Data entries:
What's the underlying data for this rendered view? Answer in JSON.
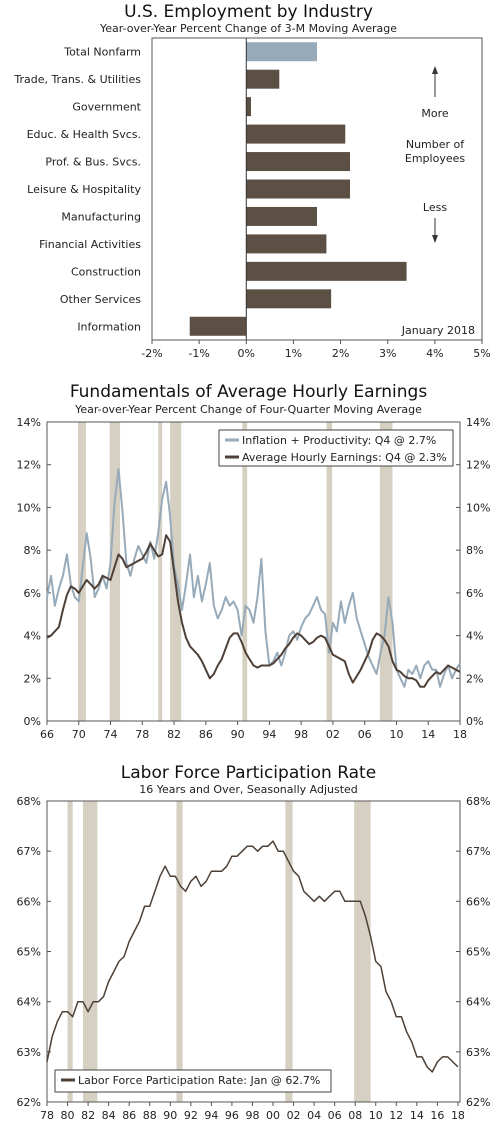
{
  "chart_data": [
    {
      "type": "bar",
      "orientation": "horizontal",
      "title": "U.S. Employment by Industry",
      "subtitle": "Year-over-Year Percent Change of 3-M Moving Average",
      "categories": [
        "Total Nonfarm",
        "Trade, Trans. & Utilities",
        "Government",
        "Educ. & Health Svcs.",
        "Prof. & Bus. Svcs.",
        "Leisure & Hospitality",
        "Manufacturing",
        "Financial Activities",
        "Construction",
        "Other Services",
        "Information"
      ],
      "values": [
        1.5,
        0.7,
        0.1,
        2.1,
        2.2,
        2.2,
        1.5,
        1.7,
        3.4,
        1.8,
        -1.2
      ],
      "highlight_index": 0,
      "colors": {
        "total": "#97aab9",
        "bars": "#5c5045"
      },
      "xlim": [
        -2,
        5
      ],
      "xticks": [
        -2,
        -1,
        0,
        1,
        2,
        3,
        4,
        5
      ],
      "tick_labels": [
        "-2%",
        "-1%",
        "0%",
        "1%",
        "2%",
        "3%",
        "4%",
        "5%"
      ],
      "annotation_top": "More",
      "annotation_mid": [
        "Number of",
        "Employees"
      ],
      "annotation_bottom": "Less",
      "note": "January 2018"
    },
    {
      "type": "line",
      "title": "Fundamentals of Average Hourly Earnings",
      "subtitle": "Year-over-Year Percent Change of Four-Quarter Moving Average",
      "x_range": [
        1966,
        2018
      ],
      "ylim": [
        0,
        14
      ],
      "yticks": [
        0,
        2,
        4,
        6,
        8,
        10,
        12,
        14
      ],
      "y_tick_labels": [
        "0%",
        "2%",
        "4%",
        "6%",
        "8%",
        "10%",
        "12%",
        "14%"
      ],
      "x_ticks": [
        1966,
        1970,
        1974,
        1978,
        1982,
        1986,
        1990,
        1994,
        1998,
        2002,
        2006,
        2010,
        2014,
        2018
      ],
      "x_tick_labels": [
        "66",
        "70",
        "74",
        "78",
        "82",
        "86",
        "90",
        "94",
        "98",
        "02",
        "06",
        "10",
        "14",
        "18"
      ],
      "recessions": [
        [
          1969.9,
          1970.9
        ],
        [
          1973.9,
          1975.2
        ],
        [
          1980.0,
          1980.5
        ],
        [
          1981.5,
          1982.9
        ],
        [
          1990.6,
          1991.2
        ],
        [
          2001.2,
          2001.9
        ],
        [
          2007.9,
          2009.5
        ]
      ],
      "legend_position": "top-right",
      "series": [
        {
          "name": "Inflation + Productivity: Q4 @ 2.7%",
          "color": "#97aab9",
          "x": [
            1966,
            1966.5,
            1967,
            1967.5,
            1968,
            1968.5,
            1969,
            1969.5,
            1970,
            1970.5,
            1971,
            1971.5,
            1972,
            1972.5,
            1973,
            1973.5,
            1974,
            1974.5,
            1975,
            1975.5,
            1976,
            1976.5,
            1977,
            1977.5,
            1978,
            1978.5,
            1979,
            1979.5,
            1980,
            1980.5,
            1981,
            1981.5,
            1982,
            1982.5,
            1983,
            1983.5,
            1984,
            1984.5,
            1985,
            1985.5,
            1986,
            1986.5,
            1987,
            1987.5,
            1988,
            1988.5,
            1989,
            1989.5,
            1990,
            1990.5,
            1991,
            1991.5,
            1992,
            1992.5,
            1993,
            1993.5,
            1994,
            1994.5,
            1995,
            1995.5,
            1996,
            1996.5,
            1997,
            1997.5,
            1998,
            1998.5,
            1999,
            1999.5,
            2000,
            2000.5,
            2001,
            2001.5,
            2002,
            2002.5,
            2003,
            2003.5,
            2004,
            2004.5,
            2005,
            2005.5,
            2006,
            2006.5,
            2007,
            2007.5,
            2008,
            2008.5,
            2009,
            2009.5,
            2010,
            2010.5,
            2011,
            2011.5,
            2012,
            2012.5,
            2013,
            2013.5,
            2014,
            2014.5,
            2015,
            2015.5,
            2016,
            2016.5,
            2017,
            2017.5,
            2018
          ],
          "y": [
            5.8,
            6.8,
            5.4,
            6.2,
            6.8,
            7.8,
            6.4,
            5.8,
            5.6,
            7.2,
            8.8,
            7.6,
            5.8,
            6.2,
            6.8,
            6.2,
            7.4,
            10.2,
            11.8,
            9.8,
            7.4,
            6.8,
            7.6,
            8.2,
            7.8,
            7.4,
            8.4,
            7.6,
            8.8,
            10.4,
            11.2,
            9.6,
            7.2,
            6.4,
            5.2,
            6.4,
            7.8,
            5.8,
            6.8,
            5.6,
            6.4,
            7.4,
            5.4,
            4.8,
            5.2,
            5.8,
            5.4,
            5.6,
            5.2,
            4.0,
            5.4,
            5.2,
            4.6,
            5.8,
            7.6,
            4.2,
            2.6,
            2.8,
            3.2,
            2.6,
            3.2,
            4.0,
            4.2,
            3.8,
            4.4,
            4.8,
            5.0,
            5.4,
            5.8,
            5.2,
            5.0,
            3.2,
            4.6,
            4.2,
            5.6,
            4.6,
            5.4,
            6.0,
            4.8,
            4.2,
            3.6,
            3.0,
            2.6,
            2.2,
            3.2,
            4.0,
            5.8,
            4.6,
            2.4,
            2.0,
            1.6,
            2.4,
            2.2,
            2.6,
            2.0,
            2.6,
            2.8,
            2.4,
            2.4,
            1.6,
            2.2,
            2.6,
            2.0,
            2.4,
            2.7
          ]
        },
        {
          "name": "Average Hourly Earnings: Q4 @ 2.3%",
          "color": "#4e4036",
          "x": [
            1966,
            1966.5,
            1967,
            1967.5,
            1968,
            1968.5,
            1969,
            1969.5,
            1970,
            1970.5,
            1971,
            1971.5,
            1972,
            1972.5,
            1973,
            1973.5,
            1974,
            1974.5,
            1975,
            1975.5,
            1976,
            1976.5,
            1977,
            1977.5,
            1978,
            1978.5,
            1979,
            1979.5,
            1980,
            1980.5,
            1981,
            1981.5,
            1982,
            1982.5,
            1983,
            1983.5,
            1984,
            1984.5,
            1985,
            1985.5,
            1986,
            1986.5,
            1987,
            1987.5,
            1988,
            1988.5,
            1989,
            1989.5,
            1990,
            1990.5,
            1991,
            1991.5,
            1992,
            1992.5,
            1993,
            1993.5,
            1994,
            1994.5,
            1995,
            1995.5,
            1996,
            1996.5,
            1997,
            1997.5,
            1998,
            1998.5,
            1999,
            1999.5,
            2000,
            2000.5,
            2001,
            2001.5,
            2002,
            2002.5,
            2003,
            2003.5,
            2004,
            2004.5,
            2005,
            2005.5,
            2006,
            2006.5,
            2007,
            2007.5,
            2008,
            2008.5,
            2009,
            2009.5,
            2010,
            2010.5,
            2011,
            2011.5,
            2012,
            2012.5,
            2013,
            2013.5,
            2014,
            2014.5,
            2015,
            2015.5,
            2016,
            2016.5,
            2017,
            2017.5,
            2018
          ],
          "y": [
            3.9,
            4.0,
            4.2,
            4.4,
            5.2,
            5.9,
            6.3,
            6.2,
            6.0,
            6.3,
            6.6,
            6.4,
            6.2,
            6.4,
            6.8,
            6.7,
            6.6,
            7.2,
            7.8,
            7.6,
            7.2,
            7.3,
            7.4,
            7.5,
            7.6,
            7.9,
            8.3,
            8.0,
            7.7,
            7.8,
            8.7,
            8.4,
            7.0,
            5.6,
            4.6,
            3.9,
            3.5,
            3.3,
            3.1,
            2.8,
            2.4,
            2.0,
            2.2,
            2.6,
            2.9,
            3.4,
            3.9,
            4.1,
            4.1,
            3.7,
            3.2,
            2.9,
            2.6,
            2.5,
            2.6,
            2.6,
            2.6,
            2.7,
            2.9,
            3.1,
            3.4,
            3.6,
            3.9,
            4.1,
            4.0,
            3.8,
            3.6,
            3.7,
            3.9,
            4.0,
            3.9,
            3.5,
            3.1,
            3.0,
            2.9,
            2.8,
            2.2,
            1.8,
            2.1,
            2.4,
            2.8,
            3.2,
            3.8,
            4.1,
            4.0,
            3.8,
            3.5,
            2.8,
            2.4,
            2.3,
            2.1,
            2.0,
            2.0,
            1.9,
            1.6,
            1.6,
            1.9,
            2.1,
            2.3,
            2.2,
            2.4,
            2.6,
            2.5,
            2.4,
            2.3
          ]
        }
      ]
    },
    {
      "type": "line",
      "title": "Labor Force Participation Rate",
      "subtitle": "16 Years and Over, Seasonally Adjusted",
      "x_range": [
        1978,
        2018.2
      ],
      "ylim": [
        62,
        68
      ],
      "yticks": [
        62,
        63,
        64,
        65,
        66,
        67,
        68
      ],
      "y_tick_labels": [
        "62%",
        "63%",
        "64%",
        "65%",
        "66%",
        "67%",
        "68%"
      ],
      "x_ticks": [
        1978,
        1980,
        1982,
        1984,
        1986,
        1988,
        1990,
        1992,
        1994,
        1996,
        1998,
        2000,
        2002,
        2004,
        2006,
        2008,
        2010,
        2012,
        2014,
        2016,
        2018
      ],
      "x_tick_labels": [
        "78",
        "80",
        "82",
        "84",
        "86",
        "88",
        "90",
        "92",
        "94",
        "96",
        "98",
        "00",
        "02",
        "04",
        "06",
        "08",
        "10",
        "12",
        "14",
        "16",
        "18"
      ],
      "recessions": [
        [
          1980.0,
          1980.5
        ],
        [
          1981.5,
          1982.9
        ],
        [
          1990.6,
          1991.2
        ],
        [
          2001.2,
          2001.9
        ],
        [
          2007.9,
          2009.5
        ]
      ],
      "legend_position": "bottom-left",
      "series": [
        {
          "name": "Labor Force Participation Rate: Jan @ 62.7%",
          "color": "#4e4036",
          "x": [
            1978,
            1978.5,
            1979,
            1979.5,
            1980,
            1980.5,
            1981,
            1981.5,
            1982,
            1982.5,
            1983,
            1983.5,
            1984,
            1984.5,
            1985,
            1985.5,
            1986,
            1986.5,
            1987,
            1987.5,
            1988,
            1988.5,
            1989,
            1989.5,
            1990,
            1990.5,
            1991,
            1991.5,
            1992,
            1992.5,
            1993,
            1993.5,
            1994,
            1994.5,
            1995,
            1995.5,
            1996,
            1996.5,
            1997,
            1997.5,
            1998,
            1998.5,
            1999,
            1999.5,
            2000,
            2000.5,
            2001,
            2001.5,
            2002,
            2002.5,
            2003,
            2003.5,
            2004,
            2004.5,
            2005,
            2005.5,
            2006,
            2006.5,
            2007,
            2007.5,
            2008,
            2008.5,
            2009,
            2009.5,
            2010,
            2010.5,
            2011,
            2011.5,
            2012,
            2012.5,
            2013,
            2013.5,
            2014,
            2014.5,
            2015,
            2015.5,
            2016,
            2016.5,
            2017,
            2017.5,
            2018
          ],
          "y": [
            62.8,
            63.3,
            63.6,
            63.8,
            63.8,
            63.7,
            64.0,
            64.0,
            63.8,
            64.0,
            64.0,
            64.1,
            64.4,
            64.6,
            64.8,
            64.9,
            65.2,
            65.4,
            65.6,
            65.9,
            65.9,
            66.2,
            66.5,
            66.7,
            66.5,
            66.5,
            66.3,
            66.2,
            66.4,
            66.5,
            66.3,
            66.4,
            66.6,
            66.6,
            66.6,
            66.7,
            66.9,
            66.9,
            67.0,
            67.1,
            67.1,
            67.0,
            67.1,
            67.1,
            67.2,
            67.0,
            67.0,
            66.8,
            66.6,
            66.5,
            66.2,
            66.1,
            66.0,
            66.1,
            66.0,
            66.1,
            66.2,
            66.2,
            66.0,
            66.0,
            66.0,
            66.0,
            65.7,
            65.3,
            64.8,
            64.7,
            64.2,
            64.0,
            63.7,
            63.7,
            63.4,
            63.2,
            62.9,
            62.9,
            62.7,
            62.6,
            62.8,
            62.9,
            62.9,
            62.8,
            62.7
          ]
        }
      ]
    }
  ]
}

* [What to work on]
The lines above form a set of records; determine how many of them contain the string "Change" and give that number alone.

* [Exercise response]
2